SUPPLIED PASSAGE:
START

04 Model Interpretation & Explanation¶
This notebook in Week 4 focuses on interpreting the results of our anomaly detection pipeline using Isolation Forest and HDBSCAN clustering. Building on the outputs of Notebooks 01-03, we draw behavioural insights and visual inferences from the models, without introducing new code logic. The focus here lies in understanding what the models reveal about the signal: its structure, its irregularities, and its interpretive value for real-world applications.
Step 1 - Summary of the Pipeline¶
The ReCoDE exemplar pipeline follows a modular structure:
- Data Preparation: Load and verify the InternalBleeding14 time series dataset.
- Preprocessing: Apply MinMaxScaler to normalise signal values between 0 and 1.
- Isolation Forest: Detect anomalies using unsupervised tree-based scoring (5% contamination).
- PCA Transformation: Reduce data dimensionality to a single component.
- HDBSCAN Clustering: Discover latent behavioural clusters and noise points.
- Visualisation: Overlay plots to reveal anomaly distribution and cluster structures.

END

SUPPLIED RECORDS:
START

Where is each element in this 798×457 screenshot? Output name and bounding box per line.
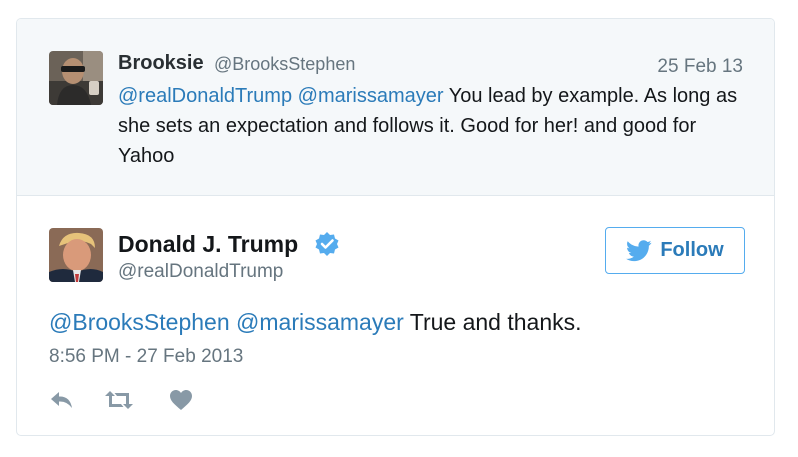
avatar-photo-icon — [49, 51, 103, 105]
main-author-handle[interactable]: @realDonaldTrump — [118, 261, 283, 283]
mention-link[interactable]: @realDonaldTrump — [118, 85, 292, 107]
mention-link[interactable]: @marissamayer — [236, 309, 404, 335]
main-tweet-body: True and thanks. — [409, 309, 582, 335]
twitter-bird-icon — [626, 239, 652, 261]
main-author-name[interactable]: Donald J. Trump — [118, 231, 298, 258]
verified-badge-icon — [315, 232, 339, 256]
brooksie-avatar[interactable] — [49, 51, 103, 105]
main-tweet-text: @BrooksStephen @marissamayer True and th… — [49, 309, 582, 336]
follow-button[interactable]: Follow — [605, 227, 745, 274]
mention-link[interactable]: @BrooksStephen — [49, 309, 230, 335]
avatar-photo-icon — [49, 228, 103, 282]
reply-icon[interactable] — [49, 389, 75, 411]
trump-avatar[interactable] — [49, 228, 103, 282]
embedded-tweet-card: Brooksie @BrooksStephen 25 Feb 13 @realD… — [16, 18, 775, 436]
mention-link[interactable]: @marissamayer — [298, 85, 444, 107]
parent-author-name[interactable]: Brooksie — [118, 52, 204, 75]
parent-author-handle[interactable]: @BrooksStephen — [214, 54, 355, 75]
follow-label: Follow — [660, 239, 724, 261]
parent-tweet-text: @realDonaldTrump @marissamayer You lead … — [118, 81, 738, 171]
tweet-timestamp[interactable]: 8:56 PM - 27 Feb 2013 — [49, 346, 243, 368]
parent-tweet-date[interactable]: 25 Feb 13 — [657, 56, 743, 78]
parent-tweet: Brooksie @BrooksStephen 25 Feb 13 @realD… — [17, 19, 774, 196]
retweet-icon[interactable] — [104, 389, 134, 411]
heart-icon[interactable] — [169, 389, 193, 411]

END

EXERCISE REQUIREMENTS: Take the write-up on interpreting the anomaly detection pipeline further, starting right after its final pipeline step.

THE RESPONSE:
Step 2 - Model Assumptions¶
- The time series displays periodic behaviour with sporadic anomalies.
- Anomalies are rare and sparsely distributed.
- PCA captures meaningful signal variance in a single component.
- HDBSCAN does not require a pre-set number of clusters.
- Cluster
-1
(noise) may indicate either outliers or weak patterning.
Step 3 - Isolation Forest Results¶
The Isolation Forest model detected anomalies by evaluating how easily each data point could be isolated in the scaled value space. This method identified 374 anomalous points, out of a total of 7501 observations; approximately 5%, consistent with the model’s contamination parameter. These points typically reflect abrupt deviations from regular amplitude oscillations.
Step 4 - HDBSCAN Clustering Insights¶
HDBSCAN grouped data points into behavioural clusters using the PCA-reduced representation. The model revealed:
Cluster 1; 7173 points (dominant behavioural group)
Cluster 0; 99 points (minor variation group)
Noise cluster (-1); 229 points flagged as unclassifiable
This clustering structure reinforces the presence of two distinct behavioural regimes; noise points may overlap with regions identified as anomalous earlier. The model offers an interpretable lens for understanding dense versus irregular signal patterns.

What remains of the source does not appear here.